* **Request**:
Copy every line that mentions the word "JSON".

── Input rows

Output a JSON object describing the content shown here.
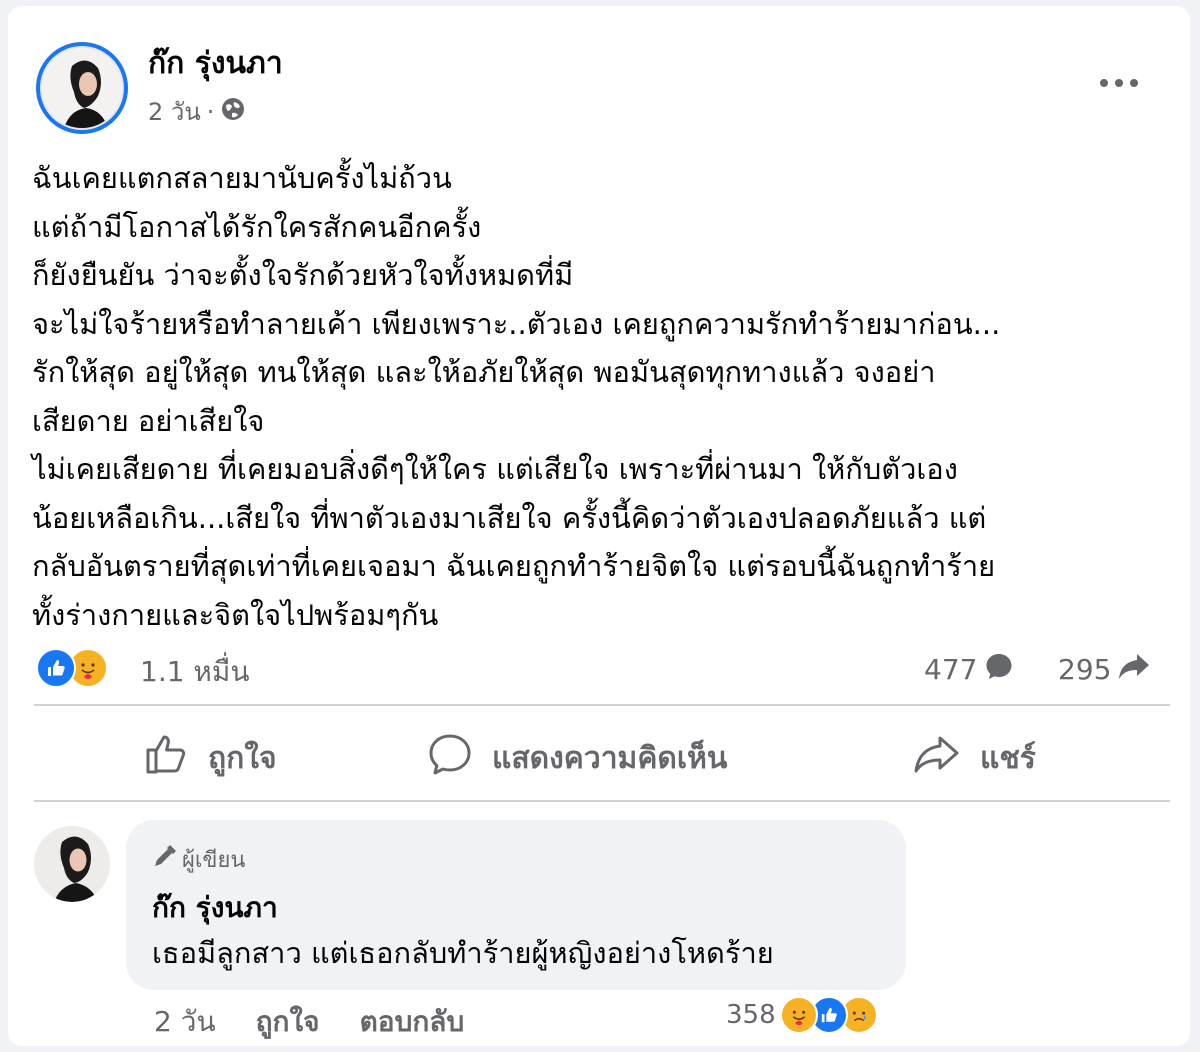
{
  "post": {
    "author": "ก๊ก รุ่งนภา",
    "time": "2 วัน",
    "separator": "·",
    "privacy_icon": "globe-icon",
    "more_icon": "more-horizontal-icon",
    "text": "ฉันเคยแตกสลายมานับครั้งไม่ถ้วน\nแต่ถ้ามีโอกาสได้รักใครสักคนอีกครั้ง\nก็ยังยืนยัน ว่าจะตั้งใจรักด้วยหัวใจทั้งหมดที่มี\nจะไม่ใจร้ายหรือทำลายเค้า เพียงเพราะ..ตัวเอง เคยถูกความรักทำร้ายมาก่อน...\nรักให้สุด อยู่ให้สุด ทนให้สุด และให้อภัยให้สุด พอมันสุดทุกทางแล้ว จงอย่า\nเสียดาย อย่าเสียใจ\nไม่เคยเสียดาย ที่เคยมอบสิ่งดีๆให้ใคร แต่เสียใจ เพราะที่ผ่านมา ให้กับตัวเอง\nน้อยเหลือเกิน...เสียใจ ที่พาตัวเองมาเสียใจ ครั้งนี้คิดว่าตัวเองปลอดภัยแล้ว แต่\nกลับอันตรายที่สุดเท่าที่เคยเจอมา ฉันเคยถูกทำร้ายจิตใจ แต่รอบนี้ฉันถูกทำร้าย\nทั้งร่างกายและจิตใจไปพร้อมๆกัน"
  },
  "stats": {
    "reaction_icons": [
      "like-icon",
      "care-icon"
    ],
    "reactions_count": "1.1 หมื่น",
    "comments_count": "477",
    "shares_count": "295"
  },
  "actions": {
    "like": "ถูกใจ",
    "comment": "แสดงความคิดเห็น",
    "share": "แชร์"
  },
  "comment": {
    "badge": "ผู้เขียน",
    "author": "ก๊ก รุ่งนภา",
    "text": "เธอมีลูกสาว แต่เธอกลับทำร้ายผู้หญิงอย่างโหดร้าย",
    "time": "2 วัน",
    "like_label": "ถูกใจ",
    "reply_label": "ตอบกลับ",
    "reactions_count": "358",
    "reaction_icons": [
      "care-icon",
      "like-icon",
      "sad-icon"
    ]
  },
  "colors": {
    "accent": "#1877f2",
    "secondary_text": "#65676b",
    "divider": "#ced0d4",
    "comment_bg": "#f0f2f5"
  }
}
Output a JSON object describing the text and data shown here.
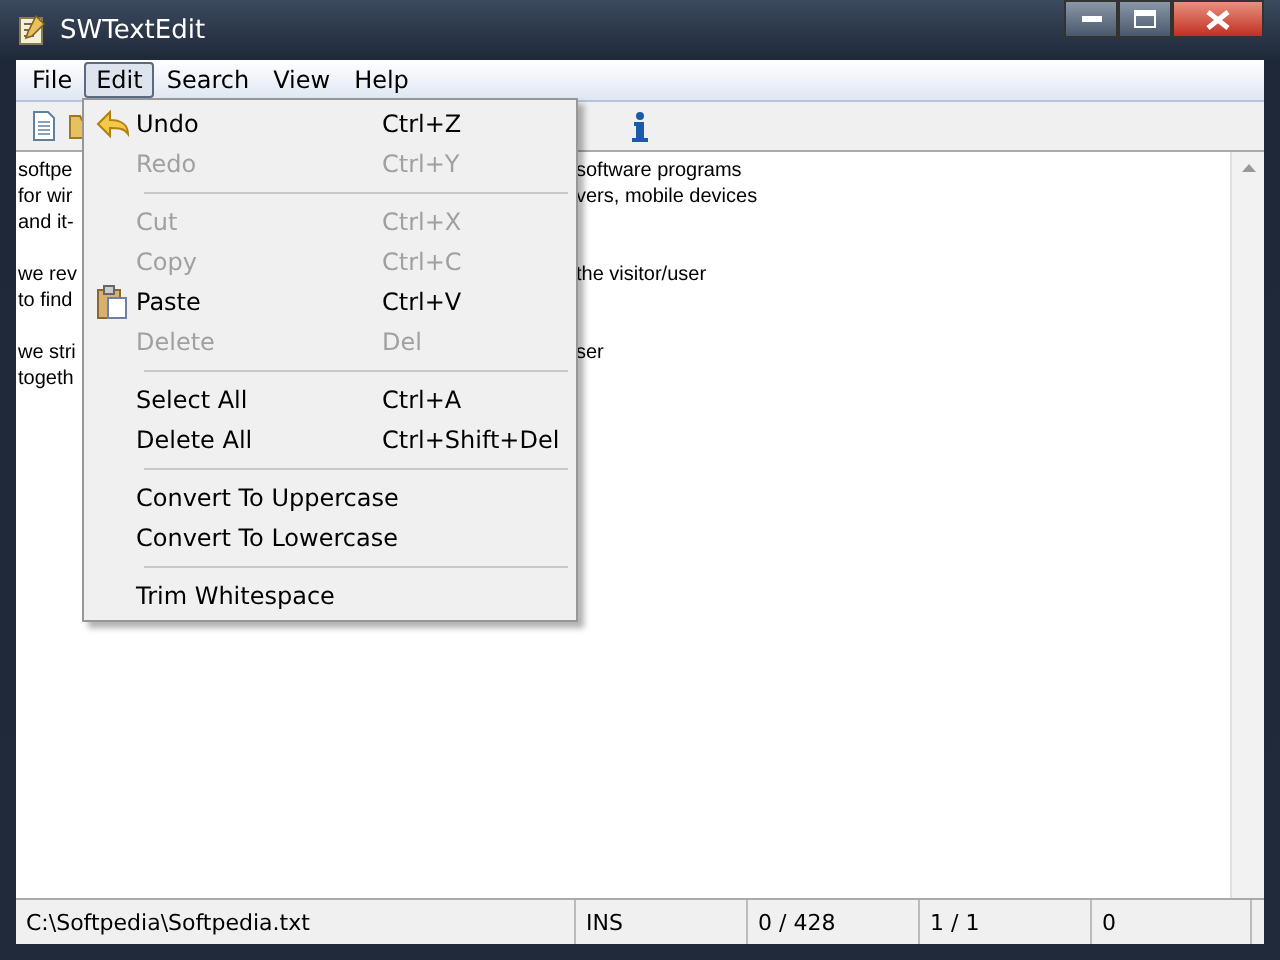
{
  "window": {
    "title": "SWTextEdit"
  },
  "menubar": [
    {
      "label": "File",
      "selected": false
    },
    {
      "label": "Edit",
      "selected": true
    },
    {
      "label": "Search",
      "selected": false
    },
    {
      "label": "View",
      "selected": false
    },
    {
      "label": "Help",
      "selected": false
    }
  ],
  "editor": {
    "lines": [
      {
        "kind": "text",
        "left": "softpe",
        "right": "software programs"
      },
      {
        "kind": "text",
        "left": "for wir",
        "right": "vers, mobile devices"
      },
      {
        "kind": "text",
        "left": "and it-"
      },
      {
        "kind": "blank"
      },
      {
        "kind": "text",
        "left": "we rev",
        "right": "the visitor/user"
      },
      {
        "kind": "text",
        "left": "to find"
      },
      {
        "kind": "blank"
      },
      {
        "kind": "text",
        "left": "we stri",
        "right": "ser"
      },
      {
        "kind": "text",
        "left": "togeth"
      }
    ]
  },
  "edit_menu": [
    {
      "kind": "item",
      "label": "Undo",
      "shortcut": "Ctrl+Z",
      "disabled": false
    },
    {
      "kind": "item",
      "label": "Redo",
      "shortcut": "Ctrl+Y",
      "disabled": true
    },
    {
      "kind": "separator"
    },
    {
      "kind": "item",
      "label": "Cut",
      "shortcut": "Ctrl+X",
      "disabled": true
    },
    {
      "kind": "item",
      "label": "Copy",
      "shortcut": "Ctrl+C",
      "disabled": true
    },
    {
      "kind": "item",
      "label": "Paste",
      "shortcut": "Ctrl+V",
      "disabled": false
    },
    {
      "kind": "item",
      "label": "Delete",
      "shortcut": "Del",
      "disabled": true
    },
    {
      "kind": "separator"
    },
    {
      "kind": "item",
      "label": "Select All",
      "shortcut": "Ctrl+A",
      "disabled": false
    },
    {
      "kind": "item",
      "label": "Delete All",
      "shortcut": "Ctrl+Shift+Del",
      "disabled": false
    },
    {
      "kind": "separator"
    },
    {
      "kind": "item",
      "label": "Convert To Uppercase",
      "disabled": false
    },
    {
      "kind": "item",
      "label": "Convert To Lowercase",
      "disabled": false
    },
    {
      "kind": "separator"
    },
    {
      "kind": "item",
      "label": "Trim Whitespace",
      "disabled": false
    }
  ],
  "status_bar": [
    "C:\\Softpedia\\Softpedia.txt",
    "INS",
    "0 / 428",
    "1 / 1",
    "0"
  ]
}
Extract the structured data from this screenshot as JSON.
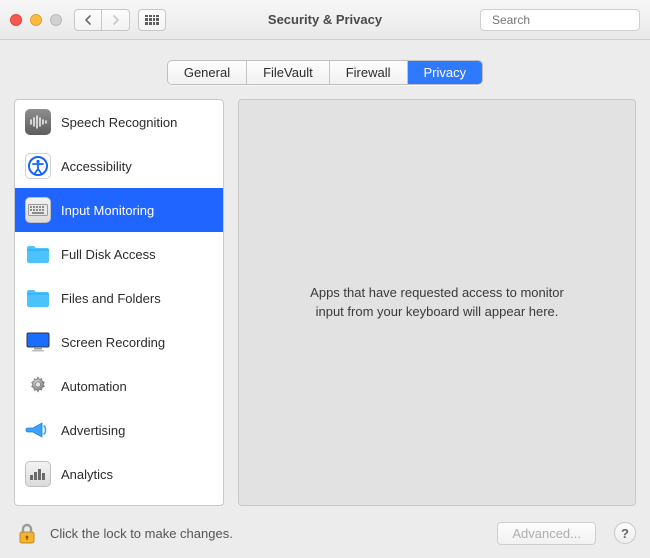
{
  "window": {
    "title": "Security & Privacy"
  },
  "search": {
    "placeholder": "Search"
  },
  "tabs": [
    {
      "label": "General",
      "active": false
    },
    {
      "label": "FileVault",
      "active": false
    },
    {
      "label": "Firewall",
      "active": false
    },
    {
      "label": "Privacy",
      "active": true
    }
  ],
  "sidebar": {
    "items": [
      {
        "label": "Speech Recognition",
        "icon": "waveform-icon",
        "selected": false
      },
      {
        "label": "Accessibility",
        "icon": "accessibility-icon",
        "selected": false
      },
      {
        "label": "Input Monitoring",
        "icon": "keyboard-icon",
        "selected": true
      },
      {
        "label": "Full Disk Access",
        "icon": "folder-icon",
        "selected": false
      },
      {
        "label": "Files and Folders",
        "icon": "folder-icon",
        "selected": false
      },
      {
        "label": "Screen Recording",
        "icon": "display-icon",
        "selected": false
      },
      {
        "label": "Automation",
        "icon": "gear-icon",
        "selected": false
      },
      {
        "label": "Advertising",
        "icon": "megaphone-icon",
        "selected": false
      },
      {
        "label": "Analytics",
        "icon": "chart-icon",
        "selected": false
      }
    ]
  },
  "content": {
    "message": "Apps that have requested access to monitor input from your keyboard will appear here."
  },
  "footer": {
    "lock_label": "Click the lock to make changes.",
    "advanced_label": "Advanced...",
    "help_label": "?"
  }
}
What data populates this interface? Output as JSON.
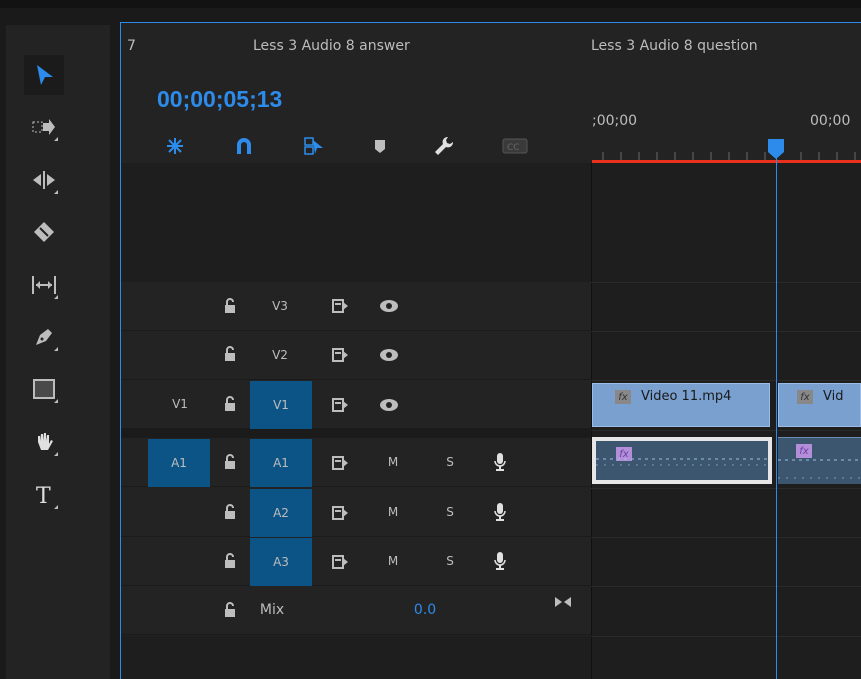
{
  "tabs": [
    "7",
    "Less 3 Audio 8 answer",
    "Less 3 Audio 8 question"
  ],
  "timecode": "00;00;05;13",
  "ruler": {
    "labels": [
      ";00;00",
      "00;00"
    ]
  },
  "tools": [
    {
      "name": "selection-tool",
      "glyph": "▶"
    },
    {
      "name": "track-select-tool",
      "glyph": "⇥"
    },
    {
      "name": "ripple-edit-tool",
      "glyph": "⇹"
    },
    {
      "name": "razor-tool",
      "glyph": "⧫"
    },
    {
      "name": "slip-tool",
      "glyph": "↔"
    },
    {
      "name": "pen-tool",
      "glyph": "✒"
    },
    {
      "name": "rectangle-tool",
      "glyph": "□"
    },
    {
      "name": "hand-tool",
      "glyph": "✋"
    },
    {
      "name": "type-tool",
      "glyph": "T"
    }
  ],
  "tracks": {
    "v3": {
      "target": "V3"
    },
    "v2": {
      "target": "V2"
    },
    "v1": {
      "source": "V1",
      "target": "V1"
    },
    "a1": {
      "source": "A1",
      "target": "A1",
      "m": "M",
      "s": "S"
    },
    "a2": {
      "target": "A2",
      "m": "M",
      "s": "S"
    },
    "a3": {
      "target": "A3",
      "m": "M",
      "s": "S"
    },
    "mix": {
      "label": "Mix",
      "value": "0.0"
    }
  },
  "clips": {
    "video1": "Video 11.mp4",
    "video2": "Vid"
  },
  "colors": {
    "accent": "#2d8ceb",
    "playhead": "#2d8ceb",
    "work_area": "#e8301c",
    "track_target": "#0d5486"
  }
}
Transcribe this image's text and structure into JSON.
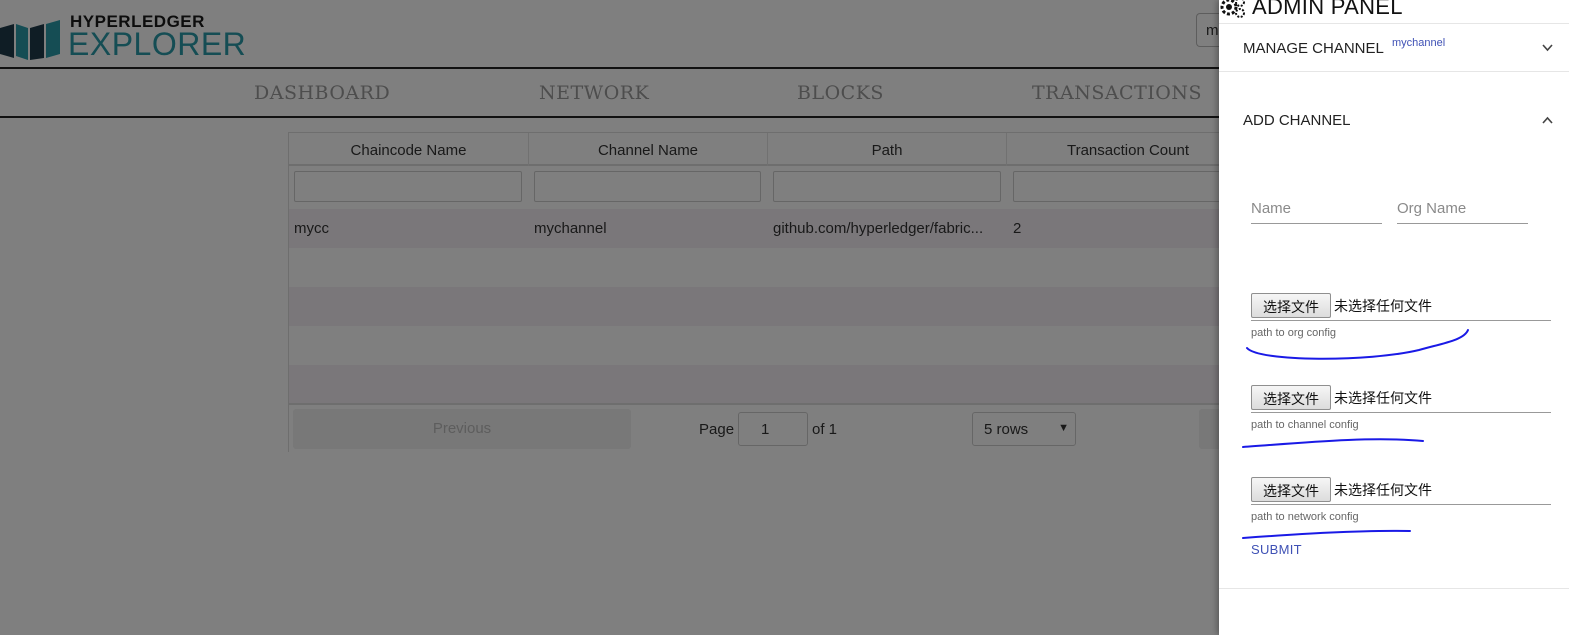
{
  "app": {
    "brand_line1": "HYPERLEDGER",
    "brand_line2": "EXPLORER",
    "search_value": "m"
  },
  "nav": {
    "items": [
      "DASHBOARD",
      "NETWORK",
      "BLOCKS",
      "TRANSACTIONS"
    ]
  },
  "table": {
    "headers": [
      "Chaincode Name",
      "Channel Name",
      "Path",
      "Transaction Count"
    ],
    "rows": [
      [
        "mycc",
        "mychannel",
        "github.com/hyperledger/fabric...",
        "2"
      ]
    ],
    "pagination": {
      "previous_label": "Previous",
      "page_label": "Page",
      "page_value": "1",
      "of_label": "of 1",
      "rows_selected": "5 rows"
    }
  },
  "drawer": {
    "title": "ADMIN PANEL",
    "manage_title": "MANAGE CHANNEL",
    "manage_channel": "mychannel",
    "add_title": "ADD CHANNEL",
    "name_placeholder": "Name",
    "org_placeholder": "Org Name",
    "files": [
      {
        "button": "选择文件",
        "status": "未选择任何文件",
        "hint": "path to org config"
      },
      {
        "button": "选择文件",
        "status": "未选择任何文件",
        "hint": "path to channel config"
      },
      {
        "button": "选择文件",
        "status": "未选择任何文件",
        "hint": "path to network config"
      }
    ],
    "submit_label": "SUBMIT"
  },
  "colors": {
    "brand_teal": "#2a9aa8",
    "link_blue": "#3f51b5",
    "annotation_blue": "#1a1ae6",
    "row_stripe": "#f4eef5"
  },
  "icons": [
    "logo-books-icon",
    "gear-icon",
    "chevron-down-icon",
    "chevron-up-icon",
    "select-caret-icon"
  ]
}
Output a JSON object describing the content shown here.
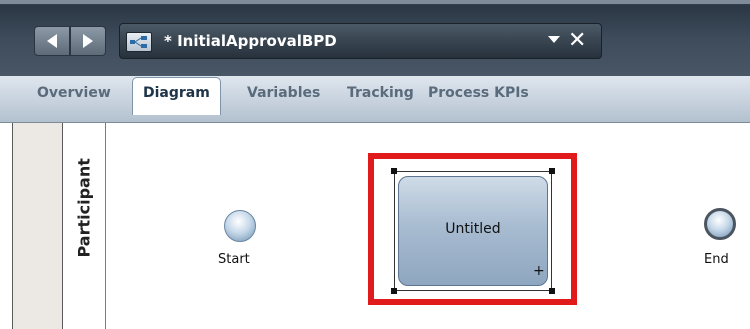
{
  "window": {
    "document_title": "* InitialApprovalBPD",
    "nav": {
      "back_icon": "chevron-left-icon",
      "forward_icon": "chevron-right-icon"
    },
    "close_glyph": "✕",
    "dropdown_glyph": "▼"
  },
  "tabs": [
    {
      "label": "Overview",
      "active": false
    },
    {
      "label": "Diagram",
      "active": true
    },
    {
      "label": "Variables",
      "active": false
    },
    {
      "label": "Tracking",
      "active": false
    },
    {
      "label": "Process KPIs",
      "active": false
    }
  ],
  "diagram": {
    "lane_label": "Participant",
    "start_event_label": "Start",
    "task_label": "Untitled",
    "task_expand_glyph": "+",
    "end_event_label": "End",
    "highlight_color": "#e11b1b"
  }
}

────

* **Task solution**:
Output a JSON object describing the content shown here.
Output a JSON object describing the text and data shown here.
Extract the structured data from this screenshot as JSON.
What data populates this interface? Output as JSON.
Transcribe this image's text and structure into JSON.
Output a JSON object describing the content shown here.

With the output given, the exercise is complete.